**Objective**
What is the number of lines holding the word "samarali"? Write that number and nothing else.

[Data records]
######
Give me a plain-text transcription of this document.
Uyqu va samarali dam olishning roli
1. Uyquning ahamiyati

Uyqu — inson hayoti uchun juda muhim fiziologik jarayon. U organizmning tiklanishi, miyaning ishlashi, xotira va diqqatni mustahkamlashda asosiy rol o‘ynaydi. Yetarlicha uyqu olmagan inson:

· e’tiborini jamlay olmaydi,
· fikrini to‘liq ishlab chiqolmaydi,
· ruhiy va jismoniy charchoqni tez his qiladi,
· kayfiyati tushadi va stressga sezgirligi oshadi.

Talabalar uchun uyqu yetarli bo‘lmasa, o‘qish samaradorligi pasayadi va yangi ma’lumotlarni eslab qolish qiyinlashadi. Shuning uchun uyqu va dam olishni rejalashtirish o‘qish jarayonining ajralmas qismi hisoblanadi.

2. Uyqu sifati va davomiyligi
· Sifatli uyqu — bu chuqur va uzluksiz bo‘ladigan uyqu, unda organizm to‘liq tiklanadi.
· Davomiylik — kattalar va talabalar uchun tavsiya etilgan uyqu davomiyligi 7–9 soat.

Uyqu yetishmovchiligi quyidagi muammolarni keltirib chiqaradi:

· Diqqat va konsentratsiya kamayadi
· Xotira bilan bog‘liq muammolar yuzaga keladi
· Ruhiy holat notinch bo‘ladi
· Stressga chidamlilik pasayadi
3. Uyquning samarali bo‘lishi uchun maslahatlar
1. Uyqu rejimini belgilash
######
**Reply**
2